Start of EXTRACTED DATA

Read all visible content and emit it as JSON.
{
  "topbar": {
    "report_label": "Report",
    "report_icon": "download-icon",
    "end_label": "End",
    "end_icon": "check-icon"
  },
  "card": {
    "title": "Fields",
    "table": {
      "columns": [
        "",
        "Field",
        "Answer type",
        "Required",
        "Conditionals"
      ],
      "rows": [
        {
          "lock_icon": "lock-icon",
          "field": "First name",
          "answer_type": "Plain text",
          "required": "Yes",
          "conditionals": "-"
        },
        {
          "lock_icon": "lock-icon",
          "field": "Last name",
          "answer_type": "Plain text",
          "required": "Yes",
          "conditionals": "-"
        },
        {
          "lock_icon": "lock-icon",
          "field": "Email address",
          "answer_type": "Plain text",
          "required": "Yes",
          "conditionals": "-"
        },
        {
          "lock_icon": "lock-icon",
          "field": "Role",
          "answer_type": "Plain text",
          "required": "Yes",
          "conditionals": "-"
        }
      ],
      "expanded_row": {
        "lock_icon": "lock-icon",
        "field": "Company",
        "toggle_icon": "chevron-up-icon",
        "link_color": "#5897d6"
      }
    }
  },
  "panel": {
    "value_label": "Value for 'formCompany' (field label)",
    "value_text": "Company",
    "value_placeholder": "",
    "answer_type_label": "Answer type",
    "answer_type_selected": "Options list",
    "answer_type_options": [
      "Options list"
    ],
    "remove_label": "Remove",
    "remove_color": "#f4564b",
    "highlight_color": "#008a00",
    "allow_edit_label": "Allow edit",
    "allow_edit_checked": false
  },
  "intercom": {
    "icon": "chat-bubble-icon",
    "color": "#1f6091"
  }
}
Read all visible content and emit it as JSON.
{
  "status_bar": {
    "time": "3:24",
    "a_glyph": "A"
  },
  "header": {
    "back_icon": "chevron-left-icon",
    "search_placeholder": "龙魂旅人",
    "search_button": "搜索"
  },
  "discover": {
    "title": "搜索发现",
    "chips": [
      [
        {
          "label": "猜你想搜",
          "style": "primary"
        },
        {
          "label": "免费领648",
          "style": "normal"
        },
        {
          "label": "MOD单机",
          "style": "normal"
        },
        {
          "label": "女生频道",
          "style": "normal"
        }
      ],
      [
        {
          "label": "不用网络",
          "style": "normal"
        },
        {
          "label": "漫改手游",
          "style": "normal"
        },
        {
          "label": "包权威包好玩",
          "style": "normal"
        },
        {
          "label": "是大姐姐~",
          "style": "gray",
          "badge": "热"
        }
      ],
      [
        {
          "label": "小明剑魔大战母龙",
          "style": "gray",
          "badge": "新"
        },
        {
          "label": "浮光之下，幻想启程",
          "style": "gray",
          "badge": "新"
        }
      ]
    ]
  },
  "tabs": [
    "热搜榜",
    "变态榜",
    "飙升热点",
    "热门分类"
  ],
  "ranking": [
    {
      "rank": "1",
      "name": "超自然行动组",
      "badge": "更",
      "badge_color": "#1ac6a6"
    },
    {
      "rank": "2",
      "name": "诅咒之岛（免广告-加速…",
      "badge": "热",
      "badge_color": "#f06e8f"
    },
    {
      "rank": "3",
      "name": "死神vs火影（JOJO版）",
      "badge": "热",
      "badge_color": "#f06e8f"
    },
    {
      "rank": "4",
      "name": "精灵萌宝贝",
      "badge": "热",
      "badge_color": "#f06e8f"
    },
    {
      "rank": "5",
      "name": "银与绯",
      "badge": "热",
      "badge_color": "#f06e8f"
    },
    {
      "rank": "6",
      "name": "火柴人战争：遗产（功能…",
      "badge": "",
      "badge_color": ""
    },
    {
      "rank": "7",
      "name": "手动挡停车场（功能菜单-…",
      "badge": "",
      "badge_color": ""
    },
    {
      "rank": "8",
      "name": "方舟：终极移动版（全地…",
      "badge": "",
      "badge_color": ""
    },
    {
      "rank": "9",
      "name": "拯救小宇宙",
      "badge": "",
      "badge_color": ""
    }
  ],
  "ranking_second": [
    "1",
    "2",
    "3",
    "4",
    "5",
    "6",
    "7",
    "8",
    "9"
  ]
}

End of EXTRACTED DATA

* _EXERCISE DESCRIPTION_
Write out the complete set of records exactly as given.

* _RESULT OF THE TASK_
Read all visible content and emit it as JSON.
{
  "topbar": {
    "report_label": "Report",
    "report_icon": "download-icon",
    "end_label": "End",
    "end_icon": "check-icon"
  },
  "card": {
    "title": "Fields",
    "table": {
      "columns": [
        "",
        "Field",
        "Answer type",
        "Required",
        "Conditionals"
      ],
      "rows": [
        {
          "lock_icon": "lock-icon",
          "field": "First name",
          "answer_type": "Plain text",
          "required": "Yes",
          "conditionals": "-"
        },
        {
          "lock_icon": "lock-icon",
          "field": "Last name",
          "answer_type": "Plain text",
          "required": "Yes",
          "conditionals": "-"
        },
        {
          "lock_icon": "lock-icon",
          "field": "Email address",
          "answer_type": "Plain text",
          "required": "Yes",
          "conditionals": "-"
        },
        {
          "lock_icon": "lock-icon",
          "field": "Role",
          "answer_type": "Plain text",
          "required": "Yes",
          "conditionals": "-"
        }
      ],
      "expanded_row": {
        "lock_icon": "lock-icon",
        "field": "Company",
        "toggle_icon": "chevron-up-icon",
        "link_color": "#5897d6"
      }
    }
  },
  "panel": {
    "value_label": "Value for 'formCompany' (field label)",
    "value_text": "Company",
    "value_placeholder": "",
    "answer_type_label": "Answer type",
    "answer_type_selected": "Options list",
    "answer_type_options": [
      "Options list"
    ],
    "remove_label": "Remove",
    "remove_color": "#f4564b",
    "highlight_color": "#008a00",
    "allow_edit_label": "Allow edit",
    "allow_edit_checked": false
  },
  "intercom": {
    "icon": "chat-bubble-icon",
    "color": "#1f6091"
  }
}
Read all visible content and emit it as JSON.
{
  "status_bar": {
    "time": "3:24",
    "a_glyph": "A"
  },
  "header": {
    "back_icon": "chevron-left-icon",
    "search_placeholder": "龙魂旅人",
    "search_button": "搜索"
  },
  "discover": {
    "title": "搜索发现",
    "chips": [
      [
        {
          "label": "猜你想搜",
          "style": "primary"
        },
        {
          "label": "免费领648",
          "style": "normal"
        },
        {
          "label": "MOD单机",
          "style": "normal"
        },
        {
          "label": "女生频道",
          "style": "normal"
        }
      ],
      [
        {
          "label": "不用网络",
          "style": "normal"
        },
        {
          "label": "漫改手游",
          "style": "normal"
        },
        {
          "label": "包权威包好玩",
          "style": "normal"
        },
        {
          "label": "是大姐姐~",
          "style": "gray",
          "badge": "热"
        }
      ],
      [
        {
          "label": "小明剑魔大战母龙",
          "style": "gray",
          "badge": "新"
        },
        {
          "label": "浮光之下，幻想启程",
          "style": "gray",
          "badge": "新"
        }
      ]
    ]
  },
  "tabs": [
    "热搜榜",
    "变态榜",
    "飙升热点",
    "热门分类"
  ],
  "ranking": [
    {
      "rank": "1",
      "name": "超自然行动组",
      "badge": "更",
      "badge_color": "#1ac6a6"
    },
    {
      "rank": "2",
      "name": "诅咒之岛（免广告-加速…",
      "badge": "热",
      "badge_color": "#f06e8f"
    },
    {
      "rank": "3",
      "name": "死神vs火影（JOJO版）",
      "badge": "热",
      "badge_color": "#f06e8f"
    },
    {
      "rank": "4",
      "name": "精灵萌宝贝",
      "badge": "热",
      "badge_color": "#f06e8f"
    },
    {
      "rank": "5",
      "name": "银与绯",
      "badge": "热",
      "badge_color": "#f06e8f"
    },
    {
      "rank": "6",
      "name": "火柴人战争：遗产（功能…",
      "badge": "",
      "badge_color": ""
    },
    {
      "rank": "7",
      "name": "手动挡停车场（功能菜单-…",
      "badge": "",
      "badge_color": ""
    },
    {
      "rank": "8",
      "name": "方舟：终极移动版（全地…",
      "badge": "",
      "badge_color": ""
    },
    {
      "rank": "9",
      "name": "拯救小宇宙",
      "badge": "",
      "badge_color": ""
    }
  ],
  "ranking_second": [
    "1",
    "2",
    "3",
    "4",
    "5",
    "6",
    "7",
    "8",
    "9"
  ]
}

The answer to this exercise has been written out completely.